[Records from a collection]
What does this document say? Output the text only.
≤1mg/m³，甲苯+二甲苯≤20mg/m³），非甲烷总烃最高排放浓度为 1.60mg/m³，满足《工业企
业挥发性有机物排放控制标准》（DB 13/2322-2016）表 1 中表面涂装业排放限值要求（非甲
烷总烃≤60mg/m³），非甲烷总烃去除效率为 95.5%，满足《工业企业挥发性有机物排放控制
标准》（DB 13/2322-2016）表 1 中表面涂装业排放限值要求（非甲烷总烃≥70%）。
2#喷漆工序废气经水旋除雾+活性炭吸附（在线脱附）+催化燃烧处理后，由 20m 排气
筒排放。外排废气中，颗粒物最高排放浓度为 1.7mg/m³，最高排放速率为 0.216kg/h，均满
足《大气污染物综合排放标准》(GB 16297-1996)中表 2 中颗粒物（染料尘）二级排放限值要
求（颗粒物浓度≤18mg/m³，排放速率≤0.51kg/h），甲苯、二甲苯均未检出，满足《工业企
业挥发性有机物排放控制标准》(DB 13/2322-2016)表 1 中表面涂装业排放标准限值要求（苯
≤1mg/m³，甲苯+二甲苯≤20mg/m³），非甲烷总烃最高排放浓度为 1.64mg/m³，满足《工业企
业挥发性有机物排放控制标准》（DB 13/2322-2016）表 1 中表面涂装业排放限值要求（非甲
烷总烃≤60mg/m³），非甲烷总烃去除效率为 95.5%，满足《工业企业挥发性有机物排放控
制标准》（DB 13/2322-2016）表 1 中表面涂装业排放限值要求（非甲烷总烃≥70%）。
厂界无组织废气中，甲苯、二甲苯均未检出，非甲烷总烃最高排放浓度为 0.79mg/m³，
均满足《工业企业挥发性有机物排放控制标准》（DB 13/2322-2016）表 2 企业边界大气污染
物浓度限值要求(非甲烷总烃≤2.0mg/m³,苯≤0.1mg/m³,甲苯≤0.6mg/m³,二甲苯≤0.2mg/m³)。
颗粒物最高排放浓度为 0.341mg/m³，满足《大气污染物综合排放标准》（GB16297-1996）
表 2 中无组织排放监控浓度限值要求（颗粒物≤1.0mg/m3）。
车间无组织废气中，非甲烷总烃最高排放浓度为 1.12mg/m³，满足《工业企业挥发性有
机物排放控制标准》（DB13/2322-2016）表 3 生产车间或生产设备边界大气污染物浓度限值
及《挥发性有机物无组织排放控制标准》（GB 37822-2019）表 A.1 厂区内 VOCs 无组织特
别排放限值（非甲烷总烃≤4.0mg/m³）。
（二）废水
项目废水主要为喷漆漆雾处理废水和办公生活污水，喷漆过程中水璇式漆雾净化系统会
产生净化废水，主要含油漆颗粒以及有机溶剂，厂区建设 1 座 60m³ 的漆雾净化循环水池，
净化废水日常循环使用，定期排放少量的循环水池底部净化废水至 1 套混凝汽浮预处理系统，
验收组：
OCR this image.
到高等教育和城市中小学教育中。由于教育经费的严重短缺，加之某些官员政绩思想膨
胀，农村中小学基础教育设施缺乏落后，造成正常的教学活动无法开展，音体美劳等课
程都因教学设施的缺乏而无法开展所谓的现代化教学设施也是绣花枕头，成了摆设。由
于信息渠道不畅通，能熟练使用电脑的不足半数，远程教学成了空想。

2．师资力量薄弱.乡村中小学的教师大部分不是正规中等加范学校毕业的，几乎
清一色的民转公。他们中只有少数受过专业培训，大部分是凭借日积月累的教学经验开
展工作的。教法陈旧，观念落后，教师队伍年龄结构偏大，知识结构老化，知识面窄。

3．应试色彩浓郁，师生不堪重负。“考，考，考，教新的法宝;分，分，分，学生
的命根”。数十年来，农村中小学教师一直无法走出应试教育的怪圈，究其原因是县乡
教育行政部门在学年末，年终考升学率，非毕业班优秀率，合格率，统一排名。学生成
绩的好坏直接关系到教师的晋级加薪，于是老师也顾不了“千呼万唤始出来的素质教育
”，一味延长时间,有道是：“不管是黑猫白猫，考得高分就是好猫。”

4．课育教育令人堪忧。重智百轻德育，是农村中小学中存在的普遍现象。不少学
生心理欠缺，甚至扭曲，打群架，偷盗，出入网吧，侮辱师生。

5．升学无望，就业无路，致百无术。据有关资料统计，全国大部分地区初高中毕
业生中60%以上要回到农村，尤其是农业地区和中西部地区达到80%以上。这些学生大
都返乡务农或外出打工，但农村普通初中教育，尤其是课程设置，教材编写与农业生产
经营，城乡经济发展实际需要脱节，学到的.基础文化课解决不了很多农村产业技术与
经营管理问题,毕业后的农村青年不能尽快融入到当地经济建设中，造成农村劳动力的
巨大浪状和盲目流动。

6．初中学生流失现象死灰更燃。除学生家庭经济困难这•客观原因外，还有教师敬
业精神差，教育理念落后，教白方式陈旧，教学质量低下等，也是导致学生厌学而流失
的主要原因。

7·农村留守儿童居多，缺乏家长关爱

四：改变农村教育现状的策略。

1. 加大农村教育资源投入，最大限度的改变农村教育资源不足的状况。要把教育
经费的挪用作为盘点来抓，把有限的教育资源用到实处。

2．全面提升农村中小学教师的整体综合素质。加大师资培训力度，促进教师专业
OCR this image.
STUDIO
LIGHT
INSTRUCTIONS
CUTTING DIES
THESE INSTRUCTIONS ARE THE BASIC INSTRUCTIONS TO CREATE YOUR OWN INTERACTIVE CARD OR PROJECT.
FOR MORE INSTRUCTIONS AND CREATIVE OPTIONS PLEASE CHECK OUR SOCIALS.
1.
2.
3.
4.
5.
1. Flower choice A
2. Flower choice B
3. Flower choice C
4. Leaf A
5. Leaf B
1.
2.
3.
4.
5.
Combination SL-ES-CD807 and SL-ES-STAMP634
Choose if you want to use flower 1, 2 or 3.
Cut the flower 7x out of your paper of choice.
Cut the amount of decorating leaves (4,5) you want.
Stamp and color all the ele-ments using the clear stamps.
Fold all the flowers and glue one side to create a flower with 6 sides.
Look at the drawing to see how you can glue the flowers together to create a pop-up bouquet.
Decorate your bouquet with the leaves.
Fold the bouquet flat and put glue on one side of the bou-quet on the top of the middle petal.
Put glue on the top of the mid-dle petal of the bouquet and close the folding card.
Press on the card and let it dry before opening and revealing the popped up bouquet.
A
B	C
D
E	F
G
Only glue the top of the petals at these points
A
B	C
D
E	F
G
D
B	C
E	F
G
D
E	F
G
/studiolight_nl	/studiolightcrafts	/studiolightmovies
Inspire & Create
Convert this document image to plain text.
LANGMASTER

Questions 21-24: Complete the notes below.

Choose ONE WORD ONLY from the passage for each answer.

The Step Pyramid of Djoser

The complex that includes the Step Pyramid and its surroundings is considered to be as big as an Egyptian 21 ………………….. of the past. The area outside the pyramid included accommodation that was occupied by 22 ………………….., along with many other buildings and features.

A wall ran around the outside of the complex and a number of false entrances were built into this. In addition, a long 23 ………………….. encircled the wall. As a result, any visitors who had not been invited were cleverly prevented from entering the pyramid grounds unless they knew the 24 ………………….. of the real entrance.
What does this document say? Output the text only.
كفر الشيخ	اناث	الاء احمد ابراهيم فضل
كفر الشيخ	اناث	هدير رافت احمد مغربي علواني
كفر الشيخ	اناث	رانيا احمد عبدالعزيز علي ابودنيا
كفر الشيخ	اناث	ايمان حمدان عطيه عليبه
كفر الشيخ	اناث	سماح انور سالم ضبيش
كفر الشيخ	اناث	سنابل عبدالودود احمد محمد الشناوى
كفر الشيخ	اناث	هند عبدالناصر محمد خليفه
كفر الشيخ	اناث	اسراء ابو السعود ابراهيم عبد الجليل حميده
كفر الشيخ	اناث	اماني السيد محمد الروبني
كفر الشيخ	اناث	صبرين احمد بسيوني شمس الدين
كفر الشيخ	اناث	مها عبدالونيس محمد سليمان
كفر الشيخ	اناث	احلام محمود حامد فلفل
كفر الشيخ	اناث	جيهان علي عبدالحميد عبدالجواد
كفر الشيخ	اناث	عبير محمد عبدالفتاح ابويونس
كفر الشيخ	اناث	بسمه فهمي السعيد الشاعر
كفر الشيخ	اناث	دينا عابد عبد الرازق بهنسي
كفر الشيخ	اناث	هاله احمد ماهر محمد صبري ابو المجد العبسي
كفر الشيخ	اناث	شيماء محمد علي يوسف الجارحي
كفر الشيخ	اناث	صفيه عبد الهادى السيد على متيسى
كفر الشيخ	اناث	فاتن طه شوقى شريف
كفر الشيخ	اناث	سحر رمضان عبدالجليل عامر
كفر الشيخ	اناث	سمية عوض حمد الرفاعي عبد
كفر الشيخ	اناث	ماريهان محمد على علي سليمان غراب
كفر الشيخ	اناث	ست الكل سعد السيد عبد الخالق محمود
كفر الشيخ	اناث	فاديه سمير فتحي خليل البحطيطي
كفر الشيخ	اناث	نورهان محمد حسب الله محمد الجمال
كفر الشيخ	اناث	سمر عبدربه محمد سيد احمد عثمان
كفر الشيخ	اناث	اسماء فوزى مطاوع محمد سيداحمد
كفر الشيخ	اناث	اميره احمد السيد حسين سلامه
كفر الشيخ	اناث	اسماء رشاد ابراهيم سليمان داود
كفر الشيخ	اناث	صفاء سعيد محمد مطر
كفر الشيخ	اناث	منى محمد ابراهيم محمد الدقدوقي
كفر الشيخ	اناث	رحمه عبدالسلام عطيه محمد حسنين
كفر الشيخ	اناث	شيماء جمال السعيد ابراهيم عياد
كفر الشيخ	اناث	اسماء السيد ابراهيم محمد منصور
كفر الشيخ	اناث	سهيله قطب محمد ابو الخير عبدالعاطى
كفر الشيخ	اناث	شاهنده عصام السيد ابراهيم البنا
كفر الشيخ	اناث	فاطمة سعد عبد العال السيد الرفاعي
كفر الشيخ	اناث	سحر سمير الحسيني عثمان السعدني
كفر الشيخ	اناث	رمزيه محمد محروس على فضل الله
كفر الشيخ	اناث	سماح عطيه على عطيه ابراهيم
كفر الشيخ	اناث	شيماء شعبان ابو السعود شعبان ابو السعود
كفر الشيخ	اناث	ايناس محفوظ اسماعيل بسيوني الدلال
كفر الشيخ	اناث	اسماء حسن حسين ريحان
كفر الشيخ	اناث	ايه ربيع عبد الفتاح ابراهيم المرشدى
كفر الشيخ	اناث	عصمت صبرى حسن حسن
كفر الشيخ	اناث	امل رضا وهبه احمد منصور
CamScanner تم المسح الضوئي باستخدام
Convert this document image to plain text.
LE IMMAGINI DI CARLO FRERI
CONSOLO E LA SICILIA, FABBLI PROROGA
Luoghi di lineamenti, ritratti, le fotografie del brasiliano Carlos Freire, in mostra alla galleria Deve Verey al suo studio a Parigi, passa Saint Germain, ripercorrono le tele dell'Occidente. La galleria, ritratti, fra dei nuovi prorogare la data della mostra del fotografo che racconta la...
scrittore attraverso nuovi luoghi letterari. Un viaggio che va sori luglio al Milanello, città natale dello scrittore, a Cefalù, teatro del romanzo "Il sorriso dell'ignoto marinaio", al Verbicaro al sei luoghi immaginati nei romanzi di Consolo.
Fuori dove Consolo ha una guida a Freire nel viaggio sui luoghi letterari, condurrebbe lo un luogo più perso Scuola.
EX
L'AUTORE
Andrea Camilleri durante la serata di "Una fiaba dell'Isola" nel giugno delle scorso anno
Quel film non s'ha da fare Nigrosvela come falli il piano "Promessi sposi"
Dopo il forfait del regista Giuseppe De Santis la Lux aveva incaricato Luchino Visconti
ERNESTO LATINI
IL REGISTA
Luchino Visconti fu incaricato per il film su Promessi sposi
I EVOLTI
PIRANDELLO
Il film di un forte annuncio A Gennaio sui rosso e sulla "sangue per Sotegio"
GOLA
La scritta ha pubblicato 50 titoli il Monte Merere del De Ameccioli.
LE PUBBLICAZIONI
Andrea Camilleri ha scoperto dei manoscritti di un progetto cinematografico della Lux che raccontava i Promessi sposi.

▶ **Challenge**
Show the lines of the records that include the string "محمود".

▶ **Output for this task**
كفر الشيخ	اناث	احلام محمود حامد فلفل
كفر الشيخ	اناث	ست الكل سعد السيد عبد الخالق محمود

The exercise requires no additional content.